STATED TASK. From the entries that follow, gather each line holding the word "Compressive".
** start **
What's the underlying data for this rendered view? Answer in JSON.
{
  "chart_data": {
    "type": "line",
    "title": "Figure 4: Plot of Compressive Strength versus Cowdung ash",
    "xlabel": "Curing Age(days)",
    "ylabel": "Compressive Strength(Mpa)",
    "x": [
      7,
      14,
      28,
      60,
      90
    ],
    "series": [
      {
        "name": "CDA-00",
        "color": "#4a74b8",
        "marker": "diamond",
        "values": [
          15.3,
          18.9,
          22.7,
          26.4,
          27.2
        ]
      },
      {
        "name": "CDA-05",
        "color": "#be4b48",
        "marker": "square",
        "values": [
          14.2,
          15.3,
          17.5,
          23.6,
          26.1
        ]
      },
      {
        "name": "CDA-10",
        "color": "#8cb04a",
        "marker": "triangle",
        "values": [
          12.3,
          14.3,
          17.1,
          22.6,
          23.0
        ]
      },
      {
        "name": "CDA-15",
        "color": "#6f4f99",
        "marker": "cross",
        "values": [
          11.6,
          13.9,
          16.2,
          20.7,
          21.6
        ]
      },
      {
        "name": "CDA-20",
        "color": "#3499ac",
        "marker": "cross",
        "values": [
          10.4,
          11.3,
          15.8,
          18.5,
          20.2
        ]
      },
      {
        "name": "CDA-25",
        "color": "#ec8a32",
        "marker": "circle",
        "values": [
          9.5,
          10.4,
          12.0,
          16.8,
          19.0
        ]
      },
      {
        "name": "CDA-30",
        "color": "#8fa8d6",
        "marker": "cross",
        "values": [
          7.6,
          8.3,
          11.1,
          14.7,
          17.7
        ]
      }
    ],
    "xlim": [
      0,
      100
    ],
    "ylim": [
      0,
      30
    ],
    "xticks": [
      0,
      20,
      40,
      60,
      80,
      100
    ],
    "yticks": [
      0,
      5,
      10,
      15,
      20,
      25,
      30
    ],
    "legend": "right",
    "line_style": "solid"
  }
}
** end **
WORKED SOLUTION.
    "title": "Figure 4: Plot of Compressive Strength versus Cowdung ash",
    "ylabel": "Compressive Strength(Mpa)",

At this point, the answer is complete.